▶ **Exercise**
Edit the material below so that every "profile-line" reads "profile-curve", and leave everything else unchanged.

***** Listed entries

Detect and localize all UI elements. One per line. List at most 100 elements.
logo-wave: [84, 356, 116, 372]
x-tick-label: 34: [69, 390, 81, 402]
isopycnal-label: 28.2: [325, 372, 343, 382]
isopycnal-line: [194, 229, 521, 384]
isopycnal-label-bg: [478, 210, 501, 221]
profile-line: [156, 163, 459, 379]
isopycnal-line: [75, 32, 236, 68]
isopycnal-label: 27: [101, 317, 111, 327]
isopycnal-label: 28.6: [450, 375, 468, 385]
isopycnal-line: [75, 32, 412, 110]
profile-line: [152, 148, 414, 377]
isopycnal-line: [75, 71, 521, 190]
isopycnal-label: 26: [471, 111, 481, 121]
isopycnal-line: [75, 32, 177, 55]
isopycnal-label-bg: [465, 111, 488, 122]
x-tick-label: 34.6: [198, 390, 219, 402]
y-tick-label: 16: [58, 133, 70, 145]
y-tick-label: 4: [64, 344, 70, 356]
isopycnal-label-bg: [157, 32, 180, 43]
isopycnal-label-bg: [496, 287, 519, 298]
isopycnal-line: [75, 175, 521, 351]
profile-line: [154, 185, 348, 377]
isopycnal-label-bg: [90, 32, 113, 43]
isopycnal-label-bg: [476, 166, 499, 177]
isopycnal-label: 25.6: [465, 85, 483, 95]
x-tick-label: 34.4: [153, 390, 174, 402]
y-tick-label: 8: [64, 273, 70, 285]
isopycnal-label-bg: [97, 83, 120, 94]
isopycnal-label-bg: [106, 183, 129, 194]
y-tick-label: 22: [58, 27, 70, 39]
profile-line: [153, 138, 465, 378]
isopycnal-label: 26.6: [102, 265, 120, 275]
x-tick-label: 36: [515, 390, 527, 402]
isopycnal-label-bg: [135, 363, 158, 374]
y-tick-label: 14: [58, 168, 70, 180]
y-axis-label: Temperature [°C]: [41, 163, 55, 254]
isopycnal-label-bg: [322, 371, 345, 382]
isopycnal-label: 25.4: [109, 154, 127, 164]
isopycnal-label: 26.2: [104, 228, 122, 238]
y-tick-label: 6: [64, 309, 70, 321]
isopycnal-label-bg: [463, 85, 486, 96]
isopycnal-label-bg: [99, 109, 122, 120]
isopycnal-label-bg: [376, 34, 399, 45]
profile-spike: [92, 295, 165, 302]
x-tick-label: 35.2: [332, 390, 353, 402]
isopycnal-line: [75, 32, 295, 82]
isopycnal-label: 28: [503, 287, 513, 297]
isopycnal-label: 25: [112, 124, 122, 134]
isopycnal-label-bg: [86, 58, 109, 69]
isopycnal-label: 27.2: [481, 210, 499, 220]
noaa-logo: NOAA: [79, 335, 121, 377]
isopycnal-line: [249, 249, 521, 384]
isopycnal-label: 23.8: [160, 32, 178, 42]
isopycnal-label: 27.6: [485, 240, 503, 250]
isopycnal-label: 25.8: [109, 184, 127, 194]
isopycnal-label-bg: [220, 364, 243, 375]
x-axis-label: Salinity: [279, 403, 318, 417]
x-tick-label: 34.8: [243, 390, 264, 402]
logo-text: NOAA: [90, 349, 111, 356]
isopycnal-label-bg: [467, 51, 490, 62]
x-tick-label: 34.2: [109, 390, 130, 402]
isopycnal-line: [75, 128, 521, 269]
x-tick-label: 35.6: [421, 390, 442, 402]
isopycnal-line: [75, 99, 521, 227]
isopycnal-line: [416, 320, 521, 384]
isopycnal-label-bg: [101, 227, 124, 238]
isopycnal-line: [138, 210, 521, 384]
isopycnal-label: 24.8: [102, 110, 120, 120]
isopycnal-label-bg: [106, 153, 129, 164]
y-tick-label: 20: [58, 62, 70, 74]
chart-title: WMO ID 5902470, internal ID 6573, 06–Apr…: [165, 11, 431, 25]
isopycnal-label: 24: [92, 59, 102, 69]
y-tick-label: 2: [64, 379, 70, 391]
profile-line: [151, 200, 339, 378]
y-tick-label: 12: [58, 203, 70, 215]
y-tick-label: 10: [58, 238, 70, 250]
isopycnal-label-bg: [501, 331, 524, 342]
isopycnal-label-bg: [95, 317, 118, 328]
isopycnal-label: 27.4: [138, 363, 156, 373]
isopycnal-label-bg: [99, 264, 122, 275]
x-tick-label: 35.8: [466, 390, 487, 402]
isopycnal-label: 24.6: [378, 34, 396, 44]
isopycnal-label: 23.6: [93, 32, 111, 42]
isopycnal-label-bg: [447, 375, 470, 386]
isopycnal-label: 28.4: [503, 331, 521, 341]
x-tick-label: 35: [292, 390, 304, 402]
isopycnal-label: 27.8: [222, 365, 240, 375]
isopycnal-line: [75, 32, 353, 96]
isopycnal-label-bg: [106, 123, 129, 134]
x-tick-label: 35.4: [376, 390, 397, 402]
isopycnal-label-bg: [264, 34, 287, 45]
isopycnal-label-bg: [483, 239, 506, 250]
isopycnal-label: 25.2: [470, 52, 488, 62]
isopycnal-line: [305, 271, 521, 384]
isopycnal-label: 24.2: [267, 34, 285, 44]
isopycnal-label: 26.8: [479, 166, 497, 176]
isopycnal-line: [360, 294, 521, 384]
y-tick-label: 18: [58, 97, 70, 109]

**********

▶ **The output**
Detect and localize all UI elements. One per line. List at most 100 elements.
logo-wave: [84, 356, 116, 372]
x-tick-label: 34: [69, 390, 81, 402]
isopycnal-label: 28.2: [325, 372, 343, 382]
isopycnal-line: [194, 229, 521, 384]
isopycnal-label-bg: [478, 210, 501, 221]
profile-curve: [156, 163, 459, 379]
isopycnal-line: [75, 32, 236, 68]
isopycnal-label: 27: [101, 317, 111, 327]
isopycnal-label: 28.6: [450, 375, 468, 385]
isopycnal-line: [75, 32, 412, 110]
profile-curve: [152, 148, 414, 377]
isopycnal-line: [75, 71, 521, 190]
isopycnal-label: 26: [471, 111, 481, 121]
isopycnal-line: [75, 32, 177, 55]
isopycnal-label-bg: [465, 111, 488, 122]
x-tick-label: 34.6: [198, 390, 219, 402]
y-tick-label: 16: [58, 133, 70, 145]
y-tick-label: 4: [64, 344, 70, 356]
isopycnal-label-bg: [157, 32, 180, 43]
isopycnal-label-bg: [496, 287, 519, 298]
isopycnal-line: [75, 175, 521, 351]
profile-curve: [154, 185, 348, 377]
isopycnal-label-bg: [90, 32, 113, 43]
isopycnal-label-bg: [476, 166, 499, 177]
isopycnal-label: 25.6: [465, 85, 483, 95]
x-tick-label: 34.4: [153, 390, 174, 402]
y-tick-label: 8: [64, 273, 70, 285]
isopycnal-label-bg: [97, 83, 120, 94]
isopycnal-label-bg: [106, 183, 129, 194]
y-tick-label: 22: [58, 27, 70, 39]
profile-curve: [153, 138, 465, 378]
isopycnal-label: 26.6: [102, 265, 120, 275]
x-tick-label: 36: [515, 390, 527, 402]
isopycnal-label-bg: [135, 363, 158, 374]
y-tick-label: 14: [58, 168, 70, 180]
y-axis-label: Temperature [°C]: [41, 163, 55, 254]
isopycnal-label-bg: [322, 371, 345, 382]
isopycnal-label: 25.4: [109, 154, 127, 164]
isopycnal-label: 26.2: [104, 228, 122, 238]
y-tick-label: 6: [64, 309, 70, 321]
isopycnal-label-bg: [463, 85, 486, 96]
isopycnal-label-bg: [99, 109, 122, 120]
isopycnal-label-bg: [376, 34, 399, 45]
profile-spike: [92, 295, 165, 302]
x-tick-label: 35.2: [332, 390, 353, 402]
isopycnal-line: [75, 32, 295, 82]
isopycnal-label: 28: [503, 287, 513, 297]
isopycnal-label: 25: [112, 124, 122, 134]
isopycnal-label-bg: [86, 58, 109, 69]
isopycnal-label: 27.2: [481, 210, 499, 220]
noaa-logo: NOAA: [79, 335, 121, 377]
isopycnal-line: [249, 249, 521, 384]
isopycnal-label: 23.8: [160, 32, 178, 42]
isopycnal-label: 27.6: [485, 240, 503, 250]
isopycnal-label: 25.8: [109, 184, 127, 194]
isopycnal-label-bg: [220, 364, 243, 375]
x-axis-label: Salinity: [279, 403, 318, 417]
x-tick-label: 34.8: [243, 390, 264, 402]
logo-text: NOAA: [90, 349, 111, 356]
isopycnal-label-bg: [467, 51, 490, 62]
x-tick-label: 34.2: [109, 390, 130, 402]
isopycnal-line: [75, 128, 521, 269]
x-tick-label: 35.6: [421, 390, 442, 402]
isopycnal-line: [75, 99, 521, 227]
isopycnal-line: [416, 320, 521, 384]
isopycnal-label-bg: [101, 227, 124, 238]
isopycnal-line: [138, 210, 521, 384]
isopycnal-label: 24.8: [102, 110, 120, 120]
isopycnal-label-bg: [106, 153, 129, 164]
y-tick-label: 20: [58, 62, 70, 74]
chart-title: WMO ID 5902470, internal ID 6573, 06–Apr…: [165, 11, 431, 25]
isopycnal-label: 24: [92, 59, 102, 69]
y-tick-label: 2: [64, 379, 70, 391]
profile-curve: [151, 200, 339, 378]
y-tick-label: 12: [58, 203, 70, 215]
y-tick-label: 10: [58, 238, 70, 250]
isopycnal-label-bg: [501, 331, 524, 342]
isopycnal-label-bg: [95, 317, 118, 328]
isopycnal-label: 27.4: [138, 363, 156, 373]
isopycnal-label-bg: [99, 264, 122, 275]
x-tick-label: 35.8: [466, 390, 487, 402]
isopycnal-label: 24.6: [378, 34, 396, 44]
isopycnal-label: 23.6: [93, 32, 111, 42]
isopycnal-label-bg: [447, 375, 470, 386]
isopycnal-label: 28.4: [503, 331, 521, 341]
x-tick-label: 35: [292, 390, 304, 402]
isopycnal-label: 27.8: [222, 365, 240, 375]
isopycnal-line: [75, 32, 353, 96]
isopycnal-label-bg: [106, 123, 129, 134]
x-tick-label: 35.4: [376, 390, 397, 402]
isopycnal-label-bg: [264, 34, 287, 45]
isopycnal-label-bg: [483, 239, 506, 250]
isopycnal-label: 25.2: [470, 52, 488, 62]
isopycnal-line: [305, 271, 521, 384]
isopycnal-label: 24.2: [267, 34, 285, 44]
isopycnal-label: 26.8: [479, 166, 497, 176]
isopycnal-line: [360, 294, 521, 384]
y-tick-label: 18: [58, 97, 70, 109]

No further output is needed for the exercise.